→ Objective:
Would you write out the entries below, every one of them, exactly?

— Begin Supplied data —

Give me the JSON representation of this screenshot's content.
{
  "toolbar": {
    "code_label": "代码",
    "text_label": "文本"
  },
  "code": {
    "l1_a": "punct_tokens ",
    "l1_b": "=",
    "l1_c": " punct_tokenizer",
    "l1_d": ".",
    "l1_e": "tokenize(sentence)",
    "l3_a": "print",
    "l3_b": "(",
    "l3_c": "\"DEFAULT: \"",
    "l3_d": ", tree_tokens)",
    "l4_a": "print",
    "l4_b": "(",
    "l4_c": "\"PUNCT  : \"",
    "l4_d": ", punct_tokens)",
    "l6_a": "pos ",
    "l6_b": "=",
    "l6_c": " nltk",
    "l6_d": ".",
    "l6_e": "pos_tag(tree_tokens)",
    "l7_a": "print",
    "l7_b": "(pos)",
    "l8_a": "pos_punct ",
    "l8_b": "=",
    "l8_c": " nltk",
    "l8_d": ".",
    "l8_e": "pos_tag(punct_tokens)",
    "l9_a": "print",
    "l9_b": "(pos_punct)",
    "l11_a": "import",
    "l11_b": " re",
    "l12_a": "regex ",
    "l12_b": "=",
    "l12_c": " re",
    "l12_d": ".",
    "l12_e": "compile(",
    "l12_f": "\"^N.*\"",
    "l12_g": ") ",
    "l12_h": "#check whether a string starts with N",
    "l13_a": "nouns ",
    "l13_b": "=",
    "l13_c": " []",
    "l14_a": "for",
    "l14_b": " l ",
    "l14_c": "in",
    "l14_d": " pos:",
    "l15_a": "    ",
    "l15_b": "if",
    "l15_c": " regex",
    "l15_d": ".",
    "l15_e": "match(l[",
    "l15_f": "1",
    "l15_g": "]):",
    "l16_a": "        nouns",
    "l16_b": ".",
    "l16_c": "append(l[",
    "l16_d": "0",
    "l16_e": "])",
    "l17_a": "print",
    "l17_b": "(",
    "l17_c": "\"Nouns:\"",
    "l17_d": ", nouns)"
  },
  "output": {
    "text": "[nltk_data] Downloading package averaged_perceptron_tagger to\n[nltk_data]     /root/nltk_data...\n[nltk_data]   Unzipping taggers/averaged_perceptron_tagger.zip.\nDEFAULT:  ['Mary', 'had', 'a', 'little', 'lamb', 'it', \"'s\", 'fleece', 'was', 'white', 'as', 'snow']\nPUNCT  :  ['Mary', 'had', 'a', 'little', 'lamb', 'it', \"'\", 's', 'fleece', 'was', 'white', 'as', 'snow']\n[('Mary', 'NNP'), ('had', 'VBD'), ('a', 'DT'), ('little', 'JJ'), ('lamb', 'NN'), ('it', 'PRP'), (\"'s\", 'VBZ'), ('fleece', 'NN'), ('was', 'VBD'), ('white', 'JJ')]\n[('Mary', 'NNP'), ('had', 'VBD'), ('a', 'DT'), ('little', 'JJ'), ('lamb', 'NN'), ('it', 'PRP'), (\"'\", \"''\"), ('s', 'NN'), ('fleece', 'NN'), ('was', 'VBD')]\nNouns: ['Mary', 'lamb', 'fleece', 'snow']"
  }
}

— End Supplied data —

→ Full response:
Give me the JSON representation of this screenshot's content.
{
  "toolbar": {
    "code_label": "代码",
    "text_label": "文本"
  },
  "code": {
    "l1_a": "punct_tokens ",
    "l1_b": "=",
    "l1_c": " punct_tokenizer",
    "l1_d": ".",
    "l1_e": "tokenize(sentence)",
    "l3_a": "print",
    "l3_b": "(",
    "l3_c": "\"DEFAULT: \"",
    "l3_d": ", tree_tokens)",
    "l4_a": "print",
    "l4_b": "(",
    "l4_c": "\"PUNCT  : \"",
    "l4_d": ", punct_tokens)",
    "l6_a": "pos ",
    "l6_b": "=",
    "l6_c": " nltk",
    "l6_d": ".",
    "l6_e": "pos_tag(tree_tokens)",
    "l7_a": "print",
    "l7_b": "(pos)",
    "l8_a": "pos_punct ",
    "l8_b": "=",
    "l8_c": " nltk",
    "l8_d": ".",
    "l8_e": "pos_tag(punct_tokens)",
    "l9_a": "print",
    "l9_b": "(pos_punct)",
    "l11_a": "import",
    "l11_b": " re",
    "l12_a": "regex ",
    "l12_b": "=",
    "l12_c": " re",
    "l12_d": ".",
    "l12_e": "compile(",
    "l12_f": "\"^N.*\"",
    "l12_g": ") ",
    "l12_h": "#check whether a string starts with N",
    "l13_a": "nouns ",
    "l13_b": "=",
    "l13_c": " []",
    "l14_a": "for",
    "l14_b": " l ",
    "l14_c": "in",
    "l14_d": " pos:",
    "l15_a": "    ",
    "l15_b": "if",
    "l15_c": " regex",
    "l15_d": ".",
    "l15_e": "match(l[",
    "l15_f": "1",
    "l15_g": "]):",
    "l16_a": "        nouns",
    "l16_b": ".",
    "l16_c": "append(l[",
    "l16_d": "0",
    "l16_e": "])",
    "l17_a": "print",
    "l17_b": "(",
    "l17_c": "\"Nouns:\"",
    "l17_d": ", nouns)"
  },
  "output": {
    "text": "[nltk_data] Downloading package averaged_perceptron_tagger to\n[nltk_data]     /root/nltk_data...\n[nltk_data]   Unzipping taggers/averaged_perceptron_tagger.zip.\nDEFAULT:  ['Mary', 'had', 'a', 'little', 'lamb', 'it', \"'s\", 'fleece', 'was', 'white', 'as', 'snow']\nPUNCT  :  ['Mary', 'had', 'a', 'little', 'lamb', 'it', \"'\", 's', 'fleece', 'was', 'white', 'as', 'snow']\n[('Mary', 'NNP'), ('had', 'VBD'), ('a', 'DT'), ('little', 'JJ'), ('lamb', 'NN'), ('it', 'PRP'), (\"'s\", 'VBZ'), ('fleece', 'NN'), ('was', 'VBD'), ('white', 'JJ')]\n[('Mary', 'NNP'), ('had', 'VBD'), ('a', 'DT'), ('little', 'JJ'), ('lamb', 'NN'), ('it', 'PRP'), (\"'\", \"''\"), ('s', 'NN'), ('fleece', 'NN'), ('was', 'VBD')]\nNouns: ['Mary', 'lamb', 'fleece', 'snow']"
  }
}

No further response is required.